_TASK SET_
1. Repeat the part of the Bacillus subtilis spore germination text that begins at the words "Analysis of temporal" and ends after the words "B. subtilis genome.".
2. Write the next part of the Bacillus subtilis spore germination text, picking up after its last sentence.

DOCUMENT SEGMENT Block Start

Analysis of temporal gene expression during Bacillus subtilis spore germination and outgrowth

Abstract

Bacillus subtilis forms dormant spores upon nutrient depletion. Under favorable environmental conditions, the spore breaks its dormancy and resumes growth in a process called spore germination and outgrowth. To elucidate the physiological processes that occur during the transition of the dormant spore to an actively growing vegetative cell, we studied this process in a time-dependent manner by a combination of microscopy, analysis of extracellular metabolites, and a genome-wide analysis of transcription. The results indicate the presence of abundant levels of late sporulation transcripts in dormant spores. In addition, the results suggest the existence of a complex and well-regulated spore outgrowth program, involving the temporal expression of at least 30% of the B. subtilis genome.

FIG. 1.

Spore germination and outgrowth. (A) After the addition of Bacillus subtilis spores to prewarmed germination medium (see Materials and Methods), germination and outgrowth were monitored by measuring changes in the optical density at 600 nm (OD₆₀₀) (○). In addition, the release of dipicolinic acid (DPA) (▴) was monitored as a measure for the efficiency of spore germination. (B) Extracellular glucose, pyruvate, and acetate levels were monitored during germination and outgrowth. The switch from an endogenous metabolism to the use of extracellular metabolites was indicated by the decrease of the glucose concentration and increase of the acetate concentration in the medium. Pyruvate levels were found to decrease rapidly late in outgrowth. (C) Morphological changes during spore germination and outgrowth were investigated by microscopic analysis. Cells harvested at various time points during germination and outgrowth were fixed and monitored by phase-contrast microscopy (top row) and fluorescence microscopy following DNA DAPI (4′,6′-diamidino-2-phenylindole) straining (bottom row).

DOCUMENT SEGMENT Block End
DATA FOR ANALYSIS Block Start

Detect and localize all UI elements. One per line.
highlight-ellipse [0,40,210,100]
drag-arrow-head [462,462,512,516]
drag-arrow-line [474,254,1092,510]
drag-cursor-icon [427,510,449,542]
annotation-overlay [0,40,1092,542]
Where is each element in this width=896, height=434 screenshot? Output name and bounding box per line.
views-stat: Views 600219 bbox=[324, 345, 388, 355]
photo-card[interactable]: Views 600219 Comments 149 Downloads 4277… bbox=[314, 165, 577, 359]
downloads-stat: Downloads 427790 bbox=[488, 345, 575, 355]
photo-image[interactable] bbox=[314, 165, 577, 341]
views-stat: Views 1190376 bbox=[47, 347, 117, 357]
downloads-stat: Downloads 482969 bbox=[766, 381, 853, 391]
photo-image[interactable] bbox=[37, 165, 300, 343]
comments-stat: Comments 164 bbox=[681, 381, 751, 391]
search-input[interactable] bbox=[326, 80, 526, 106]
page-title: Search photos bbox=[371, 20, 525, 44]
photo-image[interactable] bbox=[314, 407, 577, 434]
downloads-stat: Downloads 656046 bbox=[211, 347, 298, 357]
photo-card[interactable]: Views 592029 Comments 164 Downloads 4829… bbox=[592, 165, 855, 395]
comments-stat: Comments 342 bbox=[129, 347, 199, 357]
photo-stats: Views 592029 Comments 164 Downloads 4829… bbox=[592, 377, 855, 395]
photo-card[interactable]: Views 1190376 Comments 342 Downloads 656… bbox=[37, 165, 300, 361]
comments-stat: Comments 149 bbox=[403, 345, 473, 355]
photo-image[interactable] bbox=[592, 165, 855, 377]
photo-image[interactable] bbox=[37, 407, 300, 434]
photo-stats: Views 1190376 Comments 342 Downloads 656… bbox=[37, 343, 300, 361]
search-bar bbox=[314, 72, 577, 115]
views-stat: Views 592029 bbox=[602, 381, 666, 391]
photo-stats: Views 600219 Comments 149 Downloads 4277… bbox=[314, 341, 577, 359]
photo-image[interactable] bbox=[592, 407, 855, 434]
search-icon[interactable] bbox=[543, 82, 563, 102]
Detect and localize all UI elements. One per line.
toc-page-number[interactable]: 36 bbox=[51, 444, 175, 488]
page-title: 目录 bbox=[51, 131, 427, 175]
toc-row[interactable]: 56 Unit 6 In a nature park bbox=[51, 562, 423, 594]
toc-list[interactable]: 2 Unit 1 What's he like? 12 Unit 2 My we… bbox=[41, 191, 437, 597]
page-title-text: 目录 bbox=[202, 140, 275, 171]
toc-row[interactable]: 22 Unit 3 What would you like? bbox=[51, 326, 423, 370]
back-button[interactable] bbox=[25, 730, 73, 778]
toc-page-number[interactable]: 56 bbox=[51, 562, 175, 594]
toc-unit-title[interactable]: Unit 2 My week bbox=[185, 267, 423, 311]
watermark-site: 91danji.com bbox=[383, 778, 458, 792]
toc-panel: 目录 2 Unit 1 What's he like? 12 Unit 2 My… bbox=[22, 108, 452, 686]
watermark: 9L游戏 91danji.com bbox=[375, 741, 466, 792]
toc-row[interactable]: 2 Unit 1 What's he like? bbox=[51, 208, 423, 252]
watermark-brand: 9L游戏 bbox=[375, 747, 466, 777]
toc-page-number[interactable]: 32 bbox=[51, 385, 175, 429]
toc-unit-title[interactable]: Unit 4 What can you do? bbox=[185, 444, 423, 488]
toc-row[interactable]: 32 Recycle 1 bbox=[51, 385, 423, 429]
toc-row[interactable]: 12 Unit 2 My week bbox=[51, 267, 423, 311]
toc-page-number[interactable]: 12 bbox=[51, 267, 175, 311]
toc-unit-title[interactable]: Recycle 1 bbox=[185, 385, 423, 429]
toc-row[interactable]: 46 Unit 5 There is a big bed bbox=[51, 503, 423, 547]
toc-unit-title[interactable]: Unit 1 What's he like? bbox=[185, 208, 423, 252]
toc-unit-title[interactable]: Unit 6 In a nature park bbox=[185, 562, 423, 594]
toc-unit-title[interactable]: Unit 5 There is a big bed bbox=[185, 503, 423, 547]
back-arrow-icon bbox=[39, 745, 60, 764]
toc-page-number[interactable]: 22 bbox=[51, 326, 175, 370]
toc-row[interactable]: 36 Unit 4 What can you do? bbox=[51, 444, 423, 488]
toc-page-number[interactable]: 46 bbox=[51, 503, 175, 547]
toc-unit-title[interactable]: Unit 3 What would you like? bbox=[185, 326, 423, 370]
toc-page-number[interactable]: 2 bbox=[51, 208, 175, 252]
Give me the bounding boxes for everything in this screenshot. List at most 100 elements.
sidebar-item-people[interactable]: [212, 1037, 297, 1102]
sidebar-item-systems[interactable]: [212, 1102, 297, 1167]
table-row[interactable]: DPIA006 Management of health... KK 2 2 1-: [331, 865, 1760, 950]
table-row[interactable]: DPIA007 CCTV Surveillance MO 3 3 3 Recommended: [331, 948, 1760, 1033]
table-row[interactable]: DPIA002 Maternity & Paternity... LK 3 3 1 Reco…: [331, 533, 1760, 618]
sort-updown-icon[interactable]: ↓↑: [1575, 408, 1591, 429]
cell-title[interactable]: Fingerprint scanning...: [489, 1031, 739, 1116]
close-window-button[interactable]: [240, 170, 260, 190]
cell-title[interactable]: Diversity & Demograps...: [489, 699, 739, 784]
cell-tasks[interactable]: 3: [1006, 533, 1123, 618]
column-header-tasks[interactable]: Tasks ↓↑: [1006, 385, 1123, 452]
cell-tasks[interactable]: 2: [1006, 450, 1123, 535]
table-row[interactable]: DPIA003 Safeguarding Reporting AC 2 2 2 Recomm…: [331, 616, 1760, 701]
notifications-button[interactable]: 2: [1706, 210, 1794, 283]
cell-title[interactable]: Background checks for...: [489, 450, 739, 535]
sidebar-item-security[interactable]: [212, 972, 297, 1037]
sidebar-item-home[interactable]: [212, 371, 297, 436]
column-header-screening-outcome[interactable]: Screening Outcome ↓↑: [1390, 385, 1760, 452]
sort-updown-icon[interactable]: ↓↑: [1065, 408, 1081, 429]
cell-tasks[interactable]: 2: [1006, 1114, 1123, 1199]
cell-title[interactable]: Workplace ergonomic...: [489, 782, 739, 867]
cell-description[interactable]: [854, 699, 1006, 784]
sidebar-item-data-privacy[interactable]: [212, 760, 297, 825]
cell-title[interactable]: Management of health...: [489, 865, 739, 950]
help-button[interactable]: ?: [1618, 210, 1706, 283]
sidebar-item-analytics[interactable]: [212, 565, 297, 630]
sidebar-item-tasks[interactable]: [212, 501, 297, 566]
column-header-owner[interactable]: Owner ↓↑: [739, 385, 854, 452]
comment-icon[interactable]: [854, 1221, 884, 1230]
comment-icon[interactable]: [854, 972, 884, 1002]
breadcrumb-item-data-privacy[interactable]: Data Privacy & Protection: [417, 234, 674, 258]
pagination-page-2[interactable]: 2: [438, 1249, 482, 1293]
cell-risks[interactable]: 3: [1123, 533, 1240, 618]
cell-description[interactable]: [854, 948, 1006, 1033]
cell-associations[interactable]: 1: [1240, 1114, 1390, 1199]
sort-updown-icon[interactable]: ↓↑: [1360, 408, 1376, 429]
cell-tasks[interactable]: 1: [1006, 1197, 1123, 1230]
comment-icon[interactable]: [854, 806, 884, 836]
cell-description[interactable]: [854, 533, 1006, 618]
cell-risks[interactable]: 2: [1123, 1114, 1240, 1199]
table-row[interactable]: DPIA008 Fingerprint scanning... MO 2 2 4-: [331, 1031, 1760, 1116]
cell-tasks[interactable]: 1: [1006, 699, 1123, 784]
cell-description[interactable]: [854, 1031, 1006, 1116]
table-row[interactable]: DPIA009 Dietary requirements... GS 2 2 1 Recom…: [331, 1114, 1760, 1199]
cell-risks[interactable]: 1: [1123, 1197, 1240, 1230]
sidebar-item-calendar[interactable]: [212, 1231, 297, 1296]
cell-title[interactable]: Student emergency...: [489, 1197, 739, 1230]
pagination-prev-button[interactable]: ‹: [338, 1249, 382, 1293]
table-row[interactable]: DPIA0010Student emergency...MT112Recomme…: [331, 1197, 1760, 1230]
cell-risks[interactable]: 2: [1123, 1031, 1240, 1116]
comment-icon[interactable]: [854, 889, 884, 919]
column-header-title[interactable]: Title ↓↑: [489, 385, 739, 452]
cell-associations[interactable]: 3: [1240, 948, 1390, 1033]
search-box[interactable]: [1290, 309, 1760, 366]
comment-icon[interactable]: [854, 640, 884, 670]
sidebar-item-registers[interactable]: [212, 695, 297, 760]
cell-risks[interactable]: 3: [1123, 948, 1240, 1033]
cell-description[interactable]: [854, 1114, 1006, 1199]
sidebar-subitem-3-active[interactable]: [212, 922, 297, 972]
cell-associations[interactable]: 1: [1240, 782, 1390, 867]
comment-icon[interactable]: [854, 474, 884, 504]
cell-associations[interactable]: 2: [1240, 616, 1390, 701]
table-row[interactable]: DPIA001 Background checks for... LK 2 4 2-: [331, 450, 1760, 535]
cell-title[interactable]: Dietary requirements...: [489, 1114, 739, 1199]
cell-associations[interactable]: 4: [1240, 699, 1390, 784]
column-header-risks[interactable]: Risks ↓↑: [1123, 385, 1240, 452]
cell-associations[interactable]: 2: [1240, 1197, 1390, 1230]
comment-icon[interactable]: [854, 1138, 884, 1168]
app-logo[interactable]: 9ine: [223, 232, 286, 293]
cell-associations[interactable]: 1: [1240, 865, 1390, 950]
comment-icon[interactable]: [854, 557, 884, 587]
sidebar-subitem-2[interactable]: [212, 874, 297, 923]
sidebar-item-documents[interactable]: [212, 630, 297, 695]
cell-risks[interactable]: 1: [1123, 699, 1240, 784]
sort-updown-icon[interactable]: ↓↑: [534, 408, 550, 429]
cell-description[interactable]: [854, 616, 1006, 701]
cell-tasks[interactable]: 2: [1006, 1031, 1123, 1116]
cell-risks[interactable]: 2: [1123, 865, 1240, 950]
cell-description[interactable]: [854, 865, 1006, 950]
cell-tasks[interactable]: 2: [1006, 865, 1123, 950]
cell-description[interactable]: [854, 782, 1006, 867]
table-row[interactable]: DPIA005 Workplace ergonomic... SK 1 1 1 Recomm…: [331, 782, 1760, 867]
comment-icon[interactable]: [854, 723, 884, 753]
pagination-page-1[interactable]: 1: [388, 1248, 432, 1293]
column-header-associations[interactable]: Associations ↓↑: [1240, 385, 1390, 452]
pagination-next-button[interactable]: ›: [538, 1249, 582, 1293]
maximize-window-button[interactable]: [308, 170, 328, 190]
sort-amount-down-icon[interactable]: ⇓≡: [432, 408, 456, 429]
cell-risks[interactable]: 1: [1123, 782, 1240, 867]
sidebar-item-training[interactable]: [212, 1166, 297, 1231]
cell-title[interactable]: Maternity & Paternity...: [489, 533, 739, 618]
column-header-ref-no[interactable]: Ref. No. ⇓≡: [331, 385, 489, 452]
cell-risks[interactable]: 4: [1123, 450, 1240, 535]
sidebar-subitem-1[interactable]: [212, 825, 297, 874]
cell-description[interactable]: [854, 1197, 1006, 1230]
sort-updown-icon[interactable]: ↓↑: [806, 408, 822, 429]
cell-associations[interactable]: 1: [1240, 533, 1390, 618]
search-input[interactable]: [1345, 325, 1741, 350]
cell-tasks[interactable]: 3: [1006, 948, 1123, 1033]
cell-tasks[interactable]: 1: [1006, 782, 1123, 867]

DATA FOR ANALYSIS Block End

_ANSWERS FOR THE TASKS_
1.
Analysis of temporal gene expression during Bacillus subtilis spore germination and outgrowth

Abstract

Bacillus subtilis forms dormant spores upon nutrient depletion. Under favorable environmental conditions, the spore breaks its dormancy and resumes growth in a process called spore germination and outgrowth. To elucidate the physiological processes that occur during the transition of the dormant spore to an actively growing vegetative cell, we studied this process in a time-dependent manner by a combination of microscopy, analysis of extracellular metabolites, and a genome-wide analysis of transcription. The results indicate the presence of abundant levels of late sporulation transcripts in dormant spores. In addition, the results suggest the existence of a complex and well-regulated spore outgrowth program, involving the temporal expression of at least 30% of the B. subtilis genome.

2.
FIG. 2.

Gene expression profiles during spore germination and outgrowth. By K-means clustering, genes were grouped in 12 clusters according to their gene expression pattern. Plotted is the mean log₂ ratio of the individual genes in the 12 K-means clusters (I to XII) at the various time points (minutes into outgrowth) over the average value. Indicated by the bars are the standard deviations of the individual genes in the 12 K-means clusters.

FIG. 3.

Comparison of microarray signal intensity levels of genes of the sigma G regulon during late sporulation, derived from reference , and those found in dormant spores. The scatter plot shows the microarray signal intensity values of late-sporulation transcripts of the prespore after 6.5 h of sporulation and the microarray signal intensity derived from the spore transcripts. Indicated are the early (•) and late (○) subclasses of σ^G, expressed at relatively early and late stages, respectively, of prespore gene expression.

FIG. 4.

Analysis of overrepresented gene ontology (GO) groups during germination and outgrowth. Significantly overrepresented gene ontology groups are indicated in black.

FIG. 5.

Hierarchic clustering of transcriptional profiles of genes associated with cell division, cell wall functions, and membrane biosynthesis (left) and DNA replication/repair (right). Rows represent time points from 0 to 100 min. Red and green indicate genes that are induced and repressed, respectively.